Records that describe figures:
┄┄┄┄┄┄

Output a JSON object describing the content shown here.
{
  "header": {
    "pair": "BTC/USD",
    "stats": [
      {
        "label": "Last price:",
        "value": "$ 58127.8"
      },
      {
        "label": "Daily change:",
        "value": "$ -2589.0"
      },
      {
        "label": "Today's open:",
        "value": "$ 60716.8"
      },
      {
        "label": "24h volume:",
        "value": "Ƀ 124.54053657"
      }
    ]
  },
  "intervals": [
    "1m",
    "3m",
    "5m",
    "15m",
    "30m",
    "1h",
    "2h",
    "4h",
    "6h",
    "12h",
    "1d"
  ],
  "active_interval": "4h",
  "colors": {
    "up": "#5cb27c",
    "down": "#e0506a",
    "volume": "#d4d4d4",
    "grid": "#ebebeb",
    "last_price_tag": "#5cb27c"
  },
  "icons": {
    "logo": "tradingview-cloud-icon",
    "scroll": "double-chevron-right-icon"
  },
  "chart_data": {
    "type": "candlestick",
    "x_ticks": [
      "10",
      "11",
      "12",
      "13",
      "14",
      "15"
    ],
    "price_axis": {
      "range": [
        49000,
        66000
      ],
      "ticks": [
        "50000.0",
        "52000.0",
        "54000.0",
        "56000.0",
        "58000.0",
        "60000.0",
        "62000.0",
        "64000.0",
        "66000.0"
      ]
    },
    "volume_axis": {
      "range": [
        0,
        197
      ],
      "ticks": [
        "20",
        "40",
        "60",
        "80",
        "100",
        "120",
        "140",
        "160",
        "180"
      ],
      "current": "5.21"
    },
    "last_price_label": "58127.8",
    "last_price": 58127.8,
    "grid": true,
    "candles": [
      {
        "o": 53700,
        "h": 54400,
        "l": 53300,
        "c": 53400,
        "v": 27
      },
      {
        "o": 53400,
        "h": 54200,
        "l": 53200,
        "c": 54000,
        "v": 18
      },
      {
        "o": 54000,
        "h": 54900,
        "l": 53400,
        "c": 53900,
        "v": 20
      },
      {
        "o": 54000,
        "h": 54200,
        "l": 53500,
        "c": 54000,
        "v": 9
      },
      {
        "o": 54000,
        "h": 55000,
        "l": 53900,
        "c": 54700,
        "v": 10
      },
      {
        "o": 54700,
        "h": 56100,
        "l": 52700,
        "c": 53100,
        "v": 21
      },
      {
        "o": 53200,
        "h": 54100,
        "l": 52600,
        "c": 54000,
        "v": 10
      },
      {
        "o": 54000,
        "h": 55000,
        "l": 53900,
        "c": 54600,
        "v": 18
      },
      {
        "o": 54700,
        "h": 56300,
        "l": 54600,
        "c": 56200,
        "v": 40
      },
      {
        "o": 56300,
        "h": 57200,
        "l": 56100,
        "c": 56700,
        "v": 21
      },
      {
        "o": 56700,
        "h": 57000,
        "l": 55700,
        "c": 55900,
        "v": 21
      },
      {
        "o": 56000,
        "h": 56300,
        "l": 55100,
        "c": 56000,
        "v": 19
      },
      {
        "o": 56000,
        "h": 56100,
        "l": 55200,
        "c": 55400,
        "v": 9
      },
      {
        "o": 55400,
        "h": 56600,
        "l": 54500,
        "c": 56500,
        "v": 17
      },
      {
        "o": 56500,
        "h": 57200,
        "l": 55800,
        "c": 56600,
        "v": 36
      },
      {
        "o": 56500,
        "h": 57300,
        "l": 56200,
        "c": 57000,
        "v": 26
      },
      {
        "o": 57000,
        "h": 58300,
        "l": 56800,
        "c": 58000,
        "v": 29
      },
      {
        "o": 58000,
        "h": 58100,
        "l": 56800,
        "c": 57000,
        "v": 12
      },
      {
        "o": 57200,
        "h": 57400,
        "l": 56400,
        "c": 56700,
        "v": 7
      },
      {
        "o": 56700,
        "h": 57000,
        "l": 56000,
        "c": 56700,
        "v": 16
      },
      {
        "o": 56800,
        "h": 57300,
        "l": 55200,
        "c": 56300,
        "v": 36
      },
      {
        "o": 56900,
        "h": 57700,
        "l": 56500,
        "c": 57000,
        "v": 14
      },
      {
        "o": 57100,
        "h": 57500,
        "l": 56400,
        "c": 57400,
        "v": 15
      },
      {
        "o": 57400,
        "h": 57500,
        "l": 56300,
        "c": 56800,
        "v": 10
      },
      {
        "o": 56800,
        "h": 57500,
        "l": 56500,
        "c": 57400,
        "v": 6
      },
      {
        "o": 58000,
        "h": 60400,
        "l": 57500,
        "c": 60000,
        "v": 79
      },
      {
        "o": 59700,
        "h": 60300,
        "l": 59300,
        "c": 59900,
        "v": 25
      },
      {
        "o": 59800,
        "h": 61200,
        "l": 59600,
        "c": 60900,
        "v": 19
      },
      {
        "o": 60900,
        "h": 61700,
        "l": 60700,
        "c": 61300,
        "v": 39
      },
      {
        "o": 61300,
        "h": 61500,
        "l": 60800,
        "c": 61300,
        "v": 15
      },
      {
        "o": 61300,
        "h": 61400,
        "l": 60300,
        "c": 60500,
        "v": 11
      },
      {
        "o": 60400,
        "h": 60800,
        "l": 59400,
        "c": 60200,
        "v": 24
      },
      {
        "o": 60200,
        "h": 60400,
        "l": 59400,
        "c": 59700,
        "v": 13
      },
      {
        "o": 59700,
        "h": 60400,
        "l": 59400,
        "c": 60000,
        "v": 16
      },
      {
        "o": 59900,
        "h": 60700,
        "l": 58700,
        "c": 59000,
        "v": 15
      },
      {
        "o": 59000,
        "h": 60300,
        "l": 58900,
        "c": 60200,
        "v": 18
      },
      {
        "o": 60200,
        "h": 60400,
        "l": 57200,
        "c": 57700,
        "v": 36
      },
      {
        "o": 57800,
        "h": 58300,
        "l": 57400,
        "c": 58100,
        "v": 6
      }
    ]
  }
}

┄┄┄┄┄┄

▸ JOB:
Which lines hold the word "value"? Copy each of them from the records.

▸ SOLUTION TO THIS TASK:
        "value": "$ 58127.8"
        "value": "$ -2589.0"
        "value": "$ 60716.8"
        "value": "Ƀ 124.54053657"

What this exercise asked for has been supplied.